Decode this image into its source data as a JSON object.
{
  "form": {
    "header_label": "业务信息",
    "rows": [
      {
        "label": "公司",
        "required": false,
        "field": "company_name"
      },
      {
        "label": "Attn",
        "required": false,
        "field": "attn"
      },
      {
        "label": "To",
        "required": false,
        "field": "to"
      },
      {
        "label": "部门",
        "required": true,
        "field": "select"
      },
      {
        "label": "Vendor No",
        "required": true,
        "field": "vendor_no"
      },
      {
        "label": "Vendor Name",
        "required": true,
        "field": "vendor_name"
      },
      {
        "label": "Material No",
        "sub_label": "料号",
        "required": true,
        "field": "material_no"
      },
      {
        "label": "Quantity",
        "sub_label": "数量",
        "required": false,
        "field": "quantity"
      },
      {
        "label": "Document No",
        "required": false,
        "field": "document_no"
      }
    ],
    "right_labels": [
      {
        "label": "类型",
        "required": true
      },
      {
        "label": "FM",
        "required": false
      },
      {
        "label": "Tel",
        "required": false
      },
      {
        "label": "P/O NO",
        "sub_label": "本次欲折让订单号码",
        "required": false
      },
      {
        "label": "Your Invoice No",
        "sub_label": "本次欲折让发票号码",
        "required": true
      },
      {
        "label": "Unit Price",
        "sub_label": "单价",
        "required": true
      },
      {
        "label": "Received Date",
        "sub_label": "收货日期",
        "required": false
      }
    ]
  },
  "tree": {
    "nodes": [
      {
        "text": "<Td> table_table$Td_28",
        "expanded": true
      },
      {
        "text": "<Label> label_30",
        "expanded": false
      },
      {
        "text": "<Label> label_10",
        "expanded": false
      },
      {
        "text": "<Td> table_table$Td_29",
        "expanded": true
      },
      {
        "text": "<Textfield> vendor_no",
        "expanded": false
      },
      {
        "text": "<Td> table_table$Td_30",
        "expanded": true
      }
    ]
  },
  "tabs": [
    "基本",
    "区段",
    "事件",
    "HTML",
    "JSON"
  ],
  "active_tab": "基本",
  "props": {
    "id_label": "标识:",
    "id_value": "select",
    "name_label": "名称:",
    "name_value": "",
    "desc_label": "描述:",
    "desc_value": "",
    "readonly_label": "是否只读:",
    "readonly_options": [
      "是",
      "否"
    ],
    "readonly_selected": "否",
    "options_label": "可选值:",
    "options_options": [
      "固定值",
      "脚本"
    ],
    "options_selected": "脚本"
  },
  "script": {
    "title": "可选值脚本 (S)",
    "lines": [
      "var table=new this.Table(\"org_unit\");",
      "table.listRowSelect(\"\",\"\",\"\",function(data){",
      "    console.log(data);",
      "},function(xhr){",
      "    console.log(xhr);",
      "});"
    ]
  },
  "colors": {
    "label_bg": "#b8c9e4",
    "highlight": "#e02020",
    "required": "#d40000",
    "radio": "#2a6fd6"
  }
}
-*-
Extract all of the material exactly as it is written.

**RESULT**.
Decode this image into its source data as a JSON object.
{
  "form": {
    "header_label": "业务信息",
    "rows": [
      {
        "label": "公司",
        "required": false,
        "field": "company_name"
      },
      {
        "label": "Attn",
        "required": false,
        "field": "attn"
      },
      {
        "label": "To",
        "required": false,
        "field": "to"
      },
      {
        "label": "部门",
        "required": true,
        "field": "select"
      },
      {
        "label": "Vendor No",
        "required": true,
        "field": "vendor_no"
      },
      {
        "label": "Vendor Name",
        "required": true,
        "field": "vendor_name"
      },
      {
        "label": "Material No",
        "sub_label": "料号",
        "required": true,
        "field": "material_no"
      },
      {
        "label": "Quantity",
        "sub_label": "数量",
        "required": false,
        "field": "quantity"
      },
      {
        "label": "Document No",
        "required": false,
        "field": "document_no"
      }
    ],
    "right_labels": [
      {
        "label": "类型",
        "required": true
      },
      {
        "label": "FM",
        "required": false
      },
      {
        "label": "Tel",
        "required": false
      },
      {
        "label": "P/O NO",
        "sub_label": "本次欲折让订单号码",
        "required": false
      },
      {
        "label": "Your Invoice No",
        "sub_label": "本次欲折让发票号码",
        "required": true
      },
      {
        "label": "Unit Price",
        "sub_label": "单价",
        "required": true
      },
      {
        "label": "Received Date",
        "sub_label": "收货日期",
        "required": false
      }
    ]
  },
  "tree": {
    "nodes": [
      {
        "text": "<Td> table_table$Td_28",
        "expanded": true
      },
      {
        "text": "<Label> label_30",
        "expanded": false
      },
      {
        "text": "<Label> label_10",
        "expanded": false
      },
      {
        "text": "<Td> table_table$Td_29",
        "expanded": true
      },
      {
        "text": "<Textfield> vendor_no",
        "expanded": false
      },
      {
        "text": "<Td> table_table$Td_30",
        "expanded": true
      }
    ]
  },
  "tabs": [
    "基本",
    "区段",
    "事件",
    "HTML",
    "JSON"
  ],
  "active_tab": "基本",
  "props": {
    "id_label": "标识:",
    "id_value": "select",
    "name_label": "名称:",
    "name_value": "",
    "desc_label": "描述:",
    "desc_value": "",
    "readonly_label": "是否只读:",
    "readonly_options": [
      "是",
      "否"
    ],
    "readonly_selected": "否",
    "options_label": "可选值:",
    "options_options": [
      "固定值",
      "脚本"
    ],
    "options_selected": "脚本"
  },
  "script": {
    "title": "可选值脚本 (S)",
    "lines": [
      "var table=new this.Table(\"org_unit\");",
      "table.listRowSelect(\"\",\"\",\"\",function(data){",
      "    console.log(data);",
      "},function(xhr){",
      "    console.log(xhr);",
      "});"
    ]
  },
  "colors": {
    "label_bg": "#b8c9e4",
    "highlight": "#e02020",
    "required": "#d40000",
    "radio": "#2a6fd6"
  }
}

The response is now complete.